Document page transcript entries
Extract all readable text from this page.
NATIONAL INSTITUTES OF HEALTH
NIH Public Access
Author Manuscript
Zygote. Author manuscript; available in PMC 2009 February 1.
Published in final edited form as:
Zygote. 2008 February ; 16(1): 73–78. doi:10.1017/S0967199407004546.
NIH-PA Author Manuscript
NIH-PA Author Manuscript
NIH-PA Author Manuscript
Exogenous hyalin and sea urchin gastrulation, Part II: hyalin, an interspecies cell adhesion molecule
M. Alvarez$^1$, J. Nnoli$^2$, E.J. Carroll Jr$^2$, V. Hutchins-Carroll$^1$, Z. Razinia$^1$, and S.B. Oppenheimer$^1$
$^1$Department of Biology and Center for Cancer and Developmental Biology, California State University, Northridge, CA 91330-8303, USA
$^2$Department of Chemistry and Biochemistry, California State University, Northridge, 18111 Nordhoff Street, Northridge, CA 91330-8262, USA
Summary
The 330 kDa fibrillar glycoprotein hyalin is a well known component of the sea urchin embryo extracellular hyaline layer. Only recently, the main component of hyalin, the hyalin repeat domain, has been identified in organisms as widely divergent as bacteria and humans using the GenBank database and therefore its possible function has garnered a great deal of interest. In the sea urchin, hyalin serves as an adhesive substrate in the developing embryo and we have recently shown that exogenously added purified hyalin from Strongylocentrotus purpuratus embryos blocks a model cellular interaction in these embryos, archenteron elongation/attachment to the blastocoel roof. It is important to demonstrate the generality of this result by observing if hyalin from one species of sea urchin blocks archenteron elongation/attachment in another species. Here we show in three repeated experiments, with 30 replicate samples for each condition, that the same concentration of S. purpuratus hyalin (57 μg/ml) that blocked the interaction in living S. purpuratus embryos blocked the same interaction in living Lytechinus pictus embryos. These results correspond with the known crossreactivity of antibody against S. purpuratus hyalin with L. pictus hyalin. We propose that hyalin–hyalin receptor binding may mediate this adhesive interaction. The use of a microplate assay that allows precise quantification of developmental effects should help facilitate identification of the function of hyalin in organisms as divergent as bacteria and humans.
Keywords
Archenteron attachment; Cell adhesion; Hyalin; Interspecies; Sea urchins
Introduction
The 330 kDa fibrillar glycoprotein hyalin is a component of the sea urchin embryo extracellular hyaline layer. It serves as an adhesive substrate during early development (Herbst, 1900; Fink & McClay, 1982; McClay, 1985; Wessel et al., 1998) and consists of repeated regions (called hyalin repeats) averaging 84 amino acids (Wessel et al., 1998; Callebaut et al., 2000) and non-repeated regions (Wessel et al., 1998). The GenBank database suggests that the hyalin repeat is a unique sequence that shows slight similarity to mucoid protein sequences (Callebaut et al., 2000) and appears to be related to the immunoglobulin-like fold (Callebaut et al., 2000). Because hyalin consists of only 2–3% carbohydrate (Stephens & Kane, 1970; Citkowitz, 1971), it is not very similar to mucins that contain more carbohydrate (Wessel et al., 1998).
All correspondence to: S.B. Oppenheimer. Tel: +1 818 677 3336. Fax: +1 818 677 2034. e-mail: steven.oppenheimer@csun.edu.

[WHAT TO PRODUCE]:
Nothing in the records may be left out; copy them all exactly.

[YOUR RESPONSE]:
Extract all readable text from this page.
NATIONAL INSTITUTES OF HEALTH
NIH Public Access
Author Manuscript
Zygote. Author manuscript; available in PMC 2009 February 1.
Published in final edited form as:
Zygote. 2008 February ; 16(1): 73–78. doi:10.1017/S0967199407004546.
NIH-PA Author Manuscript
NIH-PA Author Manuscript
NIH-PA Author Manuscript
Exogenous hyalin and sea urchin gastrulation, Part II: hyalin, an interspecies cell adhesion molecule
M. Alvarez$^1$, J. Nnoli$^2$, E.J. Carroll Jr$^2$, V. Hutchins-Carroll$^1$, Z. Razinia$^1$, and S.B. Oppenheimer$^1$
$^1$Department of Biology and Center for Cancer and Developmental Biology, California State University, Northridge, CA 91330-8303, USA
$^2$Department of Chemistry and Biochemistry, California State University, Northridge, 18111 Nordhoff Street, Northridge, CA 91330-8262, USA
Summary
The 330 kDa fibrillar glycoprotein hyalin is a well known component of the sea urchin embryo extracellular hyaline layer. Only recently, the main component of hyalin, the hyalin repeat domain, has been identified in organisms as widely divergent as bacteria and humans using the GenBank database and therefore its possible function has garnered a great deal of interest. In the sea urchin, hyalin serves as an adhesive substrate in the developing embryo and we have recently shown that exogenously added purified hyalin from Strongylocentrotus purpuratus embryos blocks a model cellular interaction in these embryos, archenteron elongation/attachment to the blastocoel roof. It is important to demonstrate the generality of this result by observing if hyalin from one species of sea urchin blocks archenteron elongation/attachment in another species. Here we show in three repeated experiments, with 30 replicate samples for each condition, that the same concentration of S. purpuratus hyalin (57 μg/ml) that blocked the interaction in living S. purpuratus embryos blocked the same interaction in living Lytechinus pictus embryos. These results correspond with the known crossreactivity of antibody against S. purpuratus hyalin with L. pictus hyalin. We propose that hyalin–hyalin receptor binding may mediate this adhesive interaction. The use of a microplate assay that allows precise quantification of developmental effects should help facilitate identification of the function of hyalin in organisms as divergent as bacteria and humans.
Keywords
Archenteron attachment; Cell adhesion; Hyalin; Interspecies; Sea urchins
Introduction
The 330 kDa fibrillar glycoprotein hyalin is a component of the sea urchin embryo extracellular hyaline layer. It serves as an adhesive substrate during early development (Herbst, 1900; Fink & McClay, 1982; McClay, 1985; Wessel et al., 1998) and consists of repeated regions (called hyalin repeats) averaging 84 amino acids (Wessel et al., 1998; Callebaut et al., 2000) and non-repeated regions (Wessel et al., 1998). The GenBank database suggests that the hyalin repeat is a unique sequence that shows slight similarity to mucoid protein sequences (Callebaut et al., 2000) and appears to be related to the immunoglobulin-like fold (Callebaut et al., 2000). Because hyalin consists of only 2–3% carbohydrate (Stephens & Kane, 1970; Citkowitz, 1971), it is not very similar to mucins that contain more carbohydrate (Wessel et al., 1998).
All correspondence to: S.B. Oppenheimer. Tel: +1 818 677 3336. Fax: +1 818 677 2034. e-mail: steven.oppenheimer@csun.edu.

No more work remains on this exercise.